Restate the entries below verbatim.

DATASET ROWS:
____
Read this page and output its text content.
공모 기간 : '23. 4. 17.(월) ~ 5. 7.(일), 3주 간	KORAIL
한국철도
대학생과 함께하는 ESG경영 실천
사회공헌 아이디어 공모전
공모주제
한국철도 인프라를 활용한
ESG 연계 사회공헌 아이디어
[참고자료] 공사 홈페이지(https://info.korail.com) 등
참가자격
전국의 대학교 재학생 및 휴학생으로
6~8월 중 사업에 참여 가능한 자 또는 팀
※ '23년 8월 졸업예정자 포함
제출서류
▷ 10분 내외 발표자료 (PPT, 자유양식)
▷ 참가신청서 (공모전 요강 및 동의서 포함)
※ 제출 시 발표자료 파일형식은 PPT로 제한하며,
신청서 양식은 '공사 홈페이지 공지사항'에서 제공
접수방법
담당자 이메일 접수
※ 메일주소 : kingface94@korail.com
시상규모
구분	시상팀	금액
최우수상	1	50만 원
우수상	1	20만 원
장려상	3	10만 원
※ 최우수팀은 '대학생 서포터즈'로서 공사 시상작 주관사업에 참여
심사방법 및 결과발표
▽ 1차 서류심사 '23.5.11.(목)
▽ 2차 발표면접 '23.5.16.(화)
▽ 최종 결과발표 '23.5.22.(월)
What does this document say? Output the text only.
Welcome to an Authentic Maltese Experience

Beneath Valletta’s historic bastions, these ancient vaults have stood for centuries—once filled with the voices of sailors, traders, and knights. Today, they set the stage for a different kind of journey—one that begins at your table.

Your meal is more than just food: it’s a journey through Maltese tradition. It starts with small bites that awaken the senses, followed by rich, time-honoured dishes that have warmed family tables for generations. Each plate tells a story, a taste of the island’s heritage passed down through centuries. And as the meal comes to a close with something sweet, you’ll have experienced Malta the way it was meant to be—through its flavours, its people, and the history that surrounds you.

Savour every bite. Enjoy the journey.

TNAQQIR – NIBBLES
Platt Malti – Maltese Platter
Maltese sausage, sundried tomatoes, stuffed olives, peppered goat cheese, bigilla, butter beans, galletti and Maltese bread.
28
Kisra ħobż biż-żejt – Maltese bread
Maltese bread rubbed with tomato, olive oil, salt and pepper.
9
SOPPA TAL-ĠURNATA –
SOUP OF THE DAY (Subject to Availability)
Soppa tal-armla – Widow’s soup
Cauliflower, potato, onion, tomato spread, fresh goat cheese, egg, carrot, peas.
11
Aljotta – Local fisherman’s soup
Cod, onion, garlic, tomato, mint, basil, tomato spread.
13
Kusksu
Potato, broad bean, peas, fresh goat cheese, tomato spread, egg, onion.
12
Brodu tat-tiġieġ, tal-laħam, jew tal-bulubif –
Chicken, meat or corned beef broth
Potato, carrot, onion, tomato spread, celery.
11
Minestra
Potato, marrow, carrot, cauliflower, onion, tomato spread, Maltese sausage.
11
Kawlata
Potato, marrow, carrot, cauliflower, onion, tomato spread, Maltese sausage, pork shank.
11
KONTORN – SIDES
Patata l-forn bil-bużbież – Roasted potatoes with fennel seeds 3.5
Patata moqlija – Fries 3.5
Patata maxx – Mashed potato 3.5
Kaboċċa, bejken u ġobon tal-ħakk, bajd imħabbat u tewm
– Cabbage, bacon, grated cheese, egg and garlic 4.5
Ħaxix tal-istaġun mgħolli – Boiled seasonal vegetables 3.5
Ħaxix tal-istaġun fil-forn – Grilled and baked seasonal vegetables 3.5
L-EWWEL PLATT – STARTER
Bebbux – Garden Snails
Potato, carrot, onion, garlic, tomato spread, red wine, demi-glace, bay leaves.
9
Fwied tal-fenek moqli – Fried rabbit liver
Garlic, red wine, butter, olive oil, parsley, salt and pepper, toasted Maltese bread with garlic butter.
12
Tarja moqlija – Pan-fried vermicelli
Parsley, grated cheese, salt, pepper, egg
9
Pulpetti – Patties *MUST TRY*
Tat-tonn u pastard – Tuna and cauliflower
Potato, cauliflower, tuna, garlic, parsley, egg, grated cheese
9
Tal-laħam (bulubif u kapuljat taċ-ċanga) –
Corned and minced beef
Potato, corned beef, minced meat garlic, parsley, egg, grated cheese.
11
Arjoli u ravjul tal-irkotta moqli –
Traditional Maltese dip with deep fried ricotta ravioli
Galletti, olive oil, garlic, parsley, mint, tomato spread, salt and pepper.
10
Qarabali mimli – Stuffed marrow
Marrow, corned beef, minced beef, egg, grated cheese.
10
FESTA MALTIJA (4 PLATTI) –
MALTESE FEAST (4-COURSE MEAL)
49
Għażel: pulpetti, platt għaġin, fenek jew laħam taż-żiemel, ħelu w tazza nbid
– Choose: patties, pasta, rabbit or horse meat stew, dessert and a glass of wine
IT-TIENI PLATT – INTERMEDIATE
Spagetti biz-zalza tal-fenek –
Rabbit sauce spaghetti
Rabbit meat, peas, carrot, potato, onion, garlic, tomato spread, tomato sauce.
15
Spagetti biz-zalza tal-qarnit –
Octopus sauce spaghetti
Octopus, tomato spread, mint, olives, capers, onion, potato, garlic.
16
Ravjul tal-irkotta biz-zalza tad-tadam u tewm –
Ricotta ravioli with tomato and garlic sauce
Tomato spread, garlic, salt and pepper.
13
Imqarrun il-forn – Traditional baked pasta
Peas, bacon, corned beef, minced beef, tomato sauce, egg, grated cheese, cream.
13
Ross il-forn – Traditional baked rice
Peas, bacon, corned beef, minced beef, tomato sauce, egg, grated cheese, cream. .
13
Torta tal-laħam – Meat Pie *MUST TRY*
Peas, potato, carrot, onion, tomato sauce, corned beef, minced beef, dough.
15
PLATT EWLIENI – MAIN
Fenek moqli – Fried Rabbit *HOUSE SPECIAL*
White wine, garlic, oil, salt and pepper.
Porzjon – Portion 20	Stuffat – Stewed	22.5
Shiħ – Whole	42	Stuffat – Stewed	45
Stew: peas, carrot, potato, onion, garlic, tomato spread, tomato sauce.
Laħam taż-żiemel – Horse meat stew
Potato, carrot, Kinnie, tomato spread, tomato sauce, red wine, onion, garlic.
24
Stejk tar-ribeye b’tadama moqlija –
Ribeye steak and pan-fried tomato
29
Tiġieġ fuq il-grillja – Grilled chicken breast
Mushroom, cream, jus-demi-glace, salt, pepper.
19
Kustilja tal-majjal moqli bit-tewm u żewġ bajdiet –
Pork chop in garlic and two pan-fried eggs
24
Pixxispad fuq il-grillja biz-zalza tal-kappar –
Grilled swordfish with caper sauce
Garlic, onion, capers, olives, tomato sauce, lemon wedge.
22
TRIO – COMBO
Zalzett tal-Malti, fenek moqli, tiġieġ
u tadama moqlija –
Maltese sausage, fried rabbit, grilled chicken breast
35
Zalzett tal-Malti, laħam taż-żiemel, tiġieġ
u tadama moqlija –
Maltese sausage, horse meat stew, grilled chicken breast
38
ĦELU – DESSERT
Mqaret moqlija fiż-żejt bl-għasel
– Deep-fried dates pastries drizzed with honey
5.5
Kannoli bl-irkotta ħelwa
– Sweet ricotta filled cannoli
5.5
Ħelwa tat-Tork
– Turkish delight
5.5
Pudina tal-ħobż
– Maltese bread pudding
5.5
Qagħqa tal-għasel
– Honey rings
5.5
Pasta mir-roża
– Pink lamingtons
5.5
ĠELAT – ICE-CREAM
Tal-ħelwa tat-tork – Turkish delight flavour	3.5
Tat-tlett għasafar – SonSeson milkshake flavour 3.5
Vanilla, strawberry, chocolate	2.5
____
WRITTEN ANSWER:
Read this page and output its text content.
공모 기간 : '23. 4. 17.(월) ~ 5. 7.(일), 3주 간	KORAIL
한국철도
대학생과 함께하는 ESG경영 실천
사회공헌 아이디어 공모전
공모주제
한국철도 인프라를 활용한
ESG 연계 사회공헌 아이디어
[참고자료] 공사 홈페이지(https://info.korail.com) 등
참가자격
전국의 대학교 재학생 및 휴학생으로
6~8월 중 사업에 참여 가능한 자 또는 팀
※ '23년 8월 졸업예정자 포함
제출서류
▷ 10분 내외 발표자료 (PPT, 자유양식)
▷ 참가신청서 (공모전 요강 및 동의서 포함)
※ 제출 시 발표자료 파일형식은 PPT로 제한하며,
신청서 양식은 '공사 홈페이지 공지사항'에서 제공
접수방법
담당자 이메일 접수
※ 메일주소 : kingface94@korail.com
시상규모
구분	시상팀	금액
최우수상	1	50만 원
우수상	1	20만 원
장려상	3	10만 원
※ 최우수팀은 '대학생 서포터즈'로서 공사 시상작 주관사업에 참여
심사방법 및 결과발표
▽ 1차 서류심사 '23.5.11.(목)
▽ 2차 발표면접 '23.5.16.(화)
▽ 최종 결과발표 '23.5.22.(월)
What does this document say? Output the text only.
Welcome to an Authentic Maltese Experience

Beneath Valletta’s historic bastions, these ancient vaults have stood for centuries—once filled with the voices of sailors, traders, and knights. Today, they set the stage for a different kind of journey—one that begins at your table.

Your meal is more than just food: it’s a journey through Maltese tradition. It starts with small bites that awaken the senses, followed by rich, time-honoured dishes that have warmed family tables for generations. Each plate tells a story, a taste of the island’s heritage passed down through centuries. And as the meal comes to a close with something sweet, you’ll have experienced Malta the way it was meant to be—through its flavours, its people, and the history that surrounds you.

Savour every bite. Enjoy the journey.

TNAQQIR – NIBBLES
Platt Malti – Maltese Platter
Maltese sausage, sundried tomatoes, stuffed olives, peppered goat cheese, bigilla, butter beans, galletti and Maltese bread.
28
Kisra ħobż biż-żejt – Maltese bread
Maltese bread rubbed with tomato, olive oil, salt and pepper.
9
SOPPA TAL-ĠURNATA –
SOUP OF THE DAY (Subject to Availability)
Soppa tal-armla – Widow’s soup
Cauliflower, potato, onion, tomato spread, fresh goat cheese, egg, carrot, peas.
11
Aljotta – Local fisherman’s soup
Cod, onion, garlic, tomato, mint, basil, tomato spread.
13
Kusksu
Potato, broad bean, peas, fresh goat cheese, tomato spread, egg, onion.
12
Brodu tat-tiġieġ, tal-laħam, jew tal-bulubif –
Chicken, meat or corned beef broth
Potato, carrot, onion, tomato spread, celery.
11
Minestra
Potato, marrow, carrot, cauliflower, onion, tomato spread, Maltese sausage.
11
Kawlata
Potato, marrow, carrot, cauliflower, onion, tomato spread, Maltese sausage, pork shank.
11
KONTORN – SIDES
Patata l-forn bil-bużbież – Roasted potatoes with fennel seeds 3.5
Patata moqlija – Fries 3.5
Patata maxx – Mashed potato 3.5
Kaboċċa, bejken u ġobon tal-ħakk, bajd imħabbat u tewm
– Cabbage, bacon, grated cheese, egg and garlic 4.5
Ħaxix tal-istaġun mgħolli – Boiled seasonal vegetables 3.5
Ħaxix tal-istaġun fil-forn – Grilled and baked seasonal vegetables 3.5
L-EWWEL PLATT – STARTER
Bebbux – Garden Snails
Potato, carrot, onion, garlic, tomato spread, red wine, demi-glace, bay leaves.
9
Fwied tal-fenek moqli – Fried rabbit liver
Garlic, red wine, butter, olive oil, parsley, salt and pepper, toasted Maltese bread with garlic butter.
12
Tarja moqlija – Pan-fried vermicelli
Parsley, grated cheese, salt, pepper, egg
9
Pulpetti – Patties *MUST TRY*
Tat-tonn u pastard – Tuna and cauliflower
Potato, cauliflower, tuna, garlic, parsley, egg, grated cheese
9
Tal-laħam (bulubif u kapuljat taċ-ċanga) –
Corned and minced beef
Potato, corned beef, minced meat garlic, parsley, egg, grated cheese.
11
Arjoli u ravjul tal-irkotta moqli –
Traditional Maltese dip with deep fried ricotta ravioli
Galletti, olive oil, garlic, parsley, mint, tomato spread, salt and pepper.
10
Qarabali mimli – Stuffed marrow
Marrow, corned beef, minced beef, egg, grated cheese.
10
FESTA MALTIJA (4 PLATTI) –
MALTESE FEAST (4-COURSE MEAL)
49
Għażel: pulpetti, platt għaġin, fenek jew laħam taż-żiemel, ħelu w tazza nbid
– Choose: patties, pasta, rabbit or horse meat stew, dessert and a glass of wine
IT-TIENI PLATT – INTERMEDIATE
Spagetti biz-zalza tal-fenek –
Rabbit sauce spaghetti
Rabbit meat, peas, carrot, potato, onion, garlic, tomato spread, tomato sauce.
15
Spagetti biz-zalza tal-qarnit –
Octopus sauce spaghetti
Octopus, tomato spread, mint, olives, capers, onion, potato, garlic.
16
Ravjul tal-irkotta biz-zalza tad-tadam u tewm –
Ricotta ravioli with tomato and garlic sauce
Tomato spread, garlic, salt and pepper.
13
Imqarrun il-forn – Traditional baked pasta
Peas, bacon, corned beef, minced beef, tomato sauce, egg, grated cheese, cream.
13
Ross il-forn – Traditional baked rice
Peas, bacon, corned beef, minced beef, tomato sauce, egg, grated cheese, cream. .
13
Torta tal-laħam – Meat Pie *MUST TRY*
Peas, potato, carrot, onion, tomato sauce, corned beef, minced beef, dough.
15
PLATT EWLIENI – MAIN
Fenek moqli – Fried Rabbit *HOUSE SPECIAL*
White wine, garlic, oil, salt and pepper.
Porzjon – Portion 20	Stuffat – Stewed	22.5
Shiħ – Whole	42	Stuffat – Stewed	45
Stew: peas, carrot, potato, onion, garlic, tomato spread, tomato sauce.
Laħam taż-żiemel – Horse meat stew
Potato, carrot, Kinnie, tomato spread, tomato sauce, red wine, onion, garlic.
24
Stejk tar-ribeye b’tadama moqlija –
Ribeye steak and pan-fried tomato
29
Tiġieġ fuq il-grillja – Grilled chicken breast
Mushroom, cream, jus-demi-glace, salt, pepper.
19
Kustilja tal-majjal moqli bit-tewm u żewġ bajdiet –
Pork chop in garlic and two pan-fried eggs
24
Pixxispad fuq il-grillja biz-zalza tal-kappar –
Grilled swordfish with caper sauce
Garlic, onion, capers, olives, tomato sauce, lemon wedge.
22
TRIO – COMBO
Zalzett tal-Malti, fenek moqli, tiġieġ
u tadama moqlija –
Maltese sausage, fried rabbit, grilled chicken breast
35
Zalzett tal-Malti, laħam taż-żiemel, tiġieġ
u tadama moqlija –
Maltese sausage, horse meat stew, grilled chicken breast
38
ĦELU – DESSERT
Mqaret moqlija fiż-żejt bl-għasel
– Deep-fried dates pastries drizzed with honey
5.5
Kannoli bl-irkotta ħelwa
– Sweet ricotta filled cannoli
5.5
Ħelwa tat-Tork
– Turkish delight
5.5
Pudina tal-ħobż
– Maltese bread pudding
5.5
Qagħqa tal-għasel
– Honey rings
5.5
Pasta mir-roża
– Pink lamingtons
5.5
ĠELAT – ICE-CREAM
Tal-ħelwa tat-tork – Turkish delight flavour	3.5
Tat-tlett għasafar – SonSeson milkshake flavour 3.5
Vanilla, strawberry, chocolate	2.5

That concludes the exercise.